--- Start SOURCE EXTRACT ---

You: any tree over about 200 years old, though... those can break your collarbone, or even your back!
Stranger: or maybe even your face
You: i can't wrestle bears with a broken collarbone
Stranger: i see. this distresses me
Stranger: i admit, this is definately the best conversation i've had on here.. EVER
You: well thanks
You: it gets lonely up here at lumberjack camp, you know
Stranger: cant your tree carving buddy entertain you?
You: nice to have someone to talk to about something besides chainsaw accessories and axe handle decorations
You: he's busy
You: carving is way slower than typing
Stranger: ohh he's still workin on those cereal directions?
You: most likely
Stranger: maybe you should check and see if he hasnt been eaten by a ..whastit yet
You: they don't come in to camp, at least not any more
Stranger: i feel a story comin on!
You: they don't usually venture past the stakes we put out
You: with the decpitated heads of their predecessors on them
Stranger: thats disturbing
Stranger: speared them yourself?
You: one or two
You: it is pretty gross
You: but so is waking up to a bear humping your face
Stranger: i can imagine
You: so you have to set examples, you know
Stranger: oh wow
Stranger: how do you keep those away?

--- End SOURCE EXTRACT ---
--- Start STORED ROWS ---

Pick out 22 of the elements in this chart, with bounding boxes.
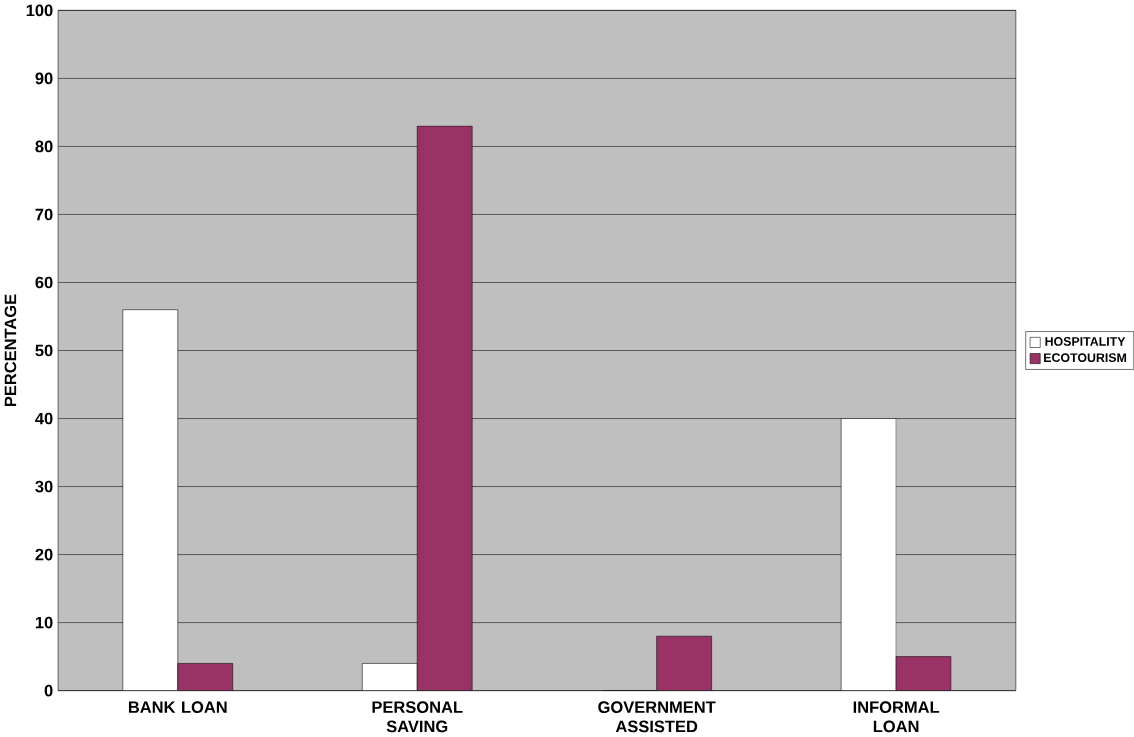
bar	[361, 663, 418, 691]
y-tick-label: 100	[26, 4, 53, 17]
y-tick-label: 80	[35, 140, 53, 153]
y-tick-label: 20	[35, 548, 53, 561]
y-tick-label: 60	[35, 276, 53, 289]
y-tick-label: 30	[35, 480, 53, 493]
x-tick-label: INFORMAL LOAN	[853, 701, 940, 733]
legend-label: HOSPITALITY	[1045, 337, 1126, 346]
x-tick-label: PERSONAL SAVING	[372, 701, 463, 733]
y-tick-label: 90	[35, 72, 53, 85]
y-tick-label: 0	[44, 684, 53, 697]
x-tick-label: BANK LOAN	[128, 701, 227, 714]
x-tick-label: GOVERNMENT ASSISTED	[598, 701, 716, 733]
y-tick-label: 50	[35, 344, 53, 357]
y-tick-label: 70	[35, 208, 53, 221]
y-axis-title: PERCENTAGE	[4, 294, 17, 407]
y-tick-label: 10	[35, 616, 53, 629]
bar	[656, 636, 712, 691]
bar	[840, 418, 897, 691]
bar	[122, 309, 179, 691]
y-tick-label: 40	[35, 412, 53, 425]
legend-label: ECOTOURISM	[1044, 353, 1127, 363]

--- End STORED ROWS ---

**OBJECTIVES**
1. Answer these from the lumberjack camp chat:
(a) What does You say cannot be done with a broken collarbone?
(b) According to You, what is carving slower than?
(c) What is placed on the stakes put out around the camp?
2. Carry on the lumberjack camp chat from its last line, keeping the same two speakers and tone.

**OUTPUTS BY TASK**
1.
(a) Wrestling bears.
(b) Typing.
(c) The heads of their predecessors.

2.
You: well these days they just put pictures of my face on some of the surrounding trees
You: most of the bears know better than to come sniffing around here now
Stranger: i guess your a bit popular amoung the bears then?
You: it's more of a revenge thing
You: professional bear wrestling makes lots of enemies in the bear world
Stranger: i'll bet. cant you sleep in some protection from them?
You: i AM the protection
You: anyway, time for me to go
Stranger: haha maybe you should get some comrades? or stay up all night
Stranger: awh darn
You: the sun is going down and my solar powered internet machine will die soon
Stranger: haha suns been gone a long time here
Stranger: see ya, thanks for that entertaining conversation
You: my pleasure
Stranger: good luck against those bears!
You: thanks! have a good night!
You have disconnected.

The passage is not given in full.